------ THE DATA

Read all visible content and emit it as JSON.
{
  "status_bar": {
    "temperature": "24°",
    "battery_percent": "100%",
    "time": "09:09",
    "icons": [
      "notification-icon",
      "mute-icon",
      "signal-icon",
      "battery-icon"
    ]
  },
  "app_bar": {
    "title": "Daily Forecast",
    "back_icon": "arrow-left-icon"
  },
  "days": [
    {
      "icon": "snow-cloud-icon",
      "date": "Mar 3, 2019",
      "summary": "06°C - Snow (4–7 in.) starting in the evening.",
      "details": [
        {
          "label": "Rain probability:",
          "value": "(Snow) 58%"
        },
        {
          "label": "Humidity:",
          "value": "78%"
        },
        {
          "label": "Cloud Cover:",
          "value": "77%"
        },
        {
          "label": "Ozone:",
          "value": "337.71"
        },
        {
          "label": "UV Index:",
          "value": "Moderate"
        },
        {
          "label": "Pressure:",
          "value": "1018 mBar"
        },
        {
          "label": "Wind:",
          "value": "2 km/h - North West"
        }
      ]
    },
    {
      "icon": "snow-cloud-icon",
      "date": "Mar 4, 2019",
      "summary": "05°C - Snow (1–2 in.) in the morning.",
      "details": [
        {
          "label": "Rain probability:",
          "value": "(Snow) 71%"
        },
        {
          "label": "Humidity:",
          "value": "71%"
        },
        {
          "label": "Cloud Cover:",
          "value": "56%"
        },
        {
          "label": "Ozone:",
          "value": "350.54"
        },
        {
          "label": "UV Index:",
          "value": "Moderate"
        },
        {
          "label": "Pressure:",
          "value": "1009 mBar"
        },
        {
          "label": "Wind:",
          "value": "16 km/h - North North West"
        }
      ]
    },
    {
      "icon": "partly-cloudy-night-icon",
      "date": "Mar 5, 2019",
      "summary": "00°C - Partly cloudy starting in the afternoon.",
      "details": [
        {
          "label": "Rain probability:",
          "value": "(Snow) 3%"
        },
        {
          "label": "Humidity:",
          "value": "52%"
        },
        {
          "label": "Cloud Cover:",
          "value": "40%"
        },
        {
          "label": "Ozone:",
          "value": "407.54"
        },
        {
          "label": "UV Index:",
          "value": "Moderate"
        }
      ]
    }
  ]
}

------------

▶ _WHAT THE TASK ASKS_
The data above must be returned in full, exactly as written.

▶ _RESULT BELOW_
Read all visible content and emit it as JSON.
{
  "status_bar": {
    "temperature": "24°",
    "battery_percent": "100%",
    "time": "09:09",
    "icons": [
      "notification-icon",
      "mute-icon",
      "signal-icon",
      "battery-icon"
    ]
  },
  "app_bar": {
    "title": "Daily Forecast",
    "back_icon": "arrow-left-icon"
  },
  "days": [
    {
      "icon": "snow-cloud-icon",
      "date": "Mar 3, 2019",
      "summary": "06°C - Snow (4–7 in.) starting in the evening.",
      "details": [
        {
          "label": "Rain probability:",
          "value": "(Snow) 58%"
        },
        {
          "label": "Humidity:",
          "value": "78%"
        },
        {
          "label": "Cloud Cover:",
          "value": "77%"
        },
        {
          "label": "Ozone:",
          "value": "337.71"
        },
        {
          "label": "UV Index:",
          "value": "Moderate"
        },
        {
          "label": "Pressure:",
          "value": "1018 mBar"
        },
        {
          "label": "Wind:",
          "value": "2 km/h - North West"
        }
      ]
    },
    {
      "icon": "snow-cloud-icon",
      "date": "Mar 4, 2019",
      "summary": "05°C - Snow (1–2 in.) in the morning.",
      "details": [
        {
          "label": "Rain probability:",
          "value": "(Snow) 71%"
        },
        {
          "label": "Humidity:",
          "value": "71%"
        },
        {
          "label": "Cloud Cover:",
          "value": "56%"
        },
        {
          "label": "Ozone:",
          "value": "350.54"
        },
        {
          "label": "UV Index:",
          "value": "Moderate"
        },
        {
          "label": "Pressure:",
          "value": "1009 mBar"
        },
        {
          "label": "Wind:",
          "value": "16 km/h - North North West"
        }
      ]
    },
    {
      "icon": "partly-cloudy-night-icon",
      "date": "Mar 5, 2019",
      "summary": "00°C - Partly cloudy starting in the afternoon.",
      "details": [
        {
          "label": "Rain probability:",
          "value": "(Snow) 3%"
        },
        {
          "label": "Humidity:",
          "value": "52%"
        },
        {
          "label": "Cloud Cover:",
          "value": "40%"
        },
        {
          "label": "Ozone:",
          "value": "407.54"
        },
        {
          "label": "UV Index:",
          "value": "Moderate"
        }
      ]
    }
  ]
}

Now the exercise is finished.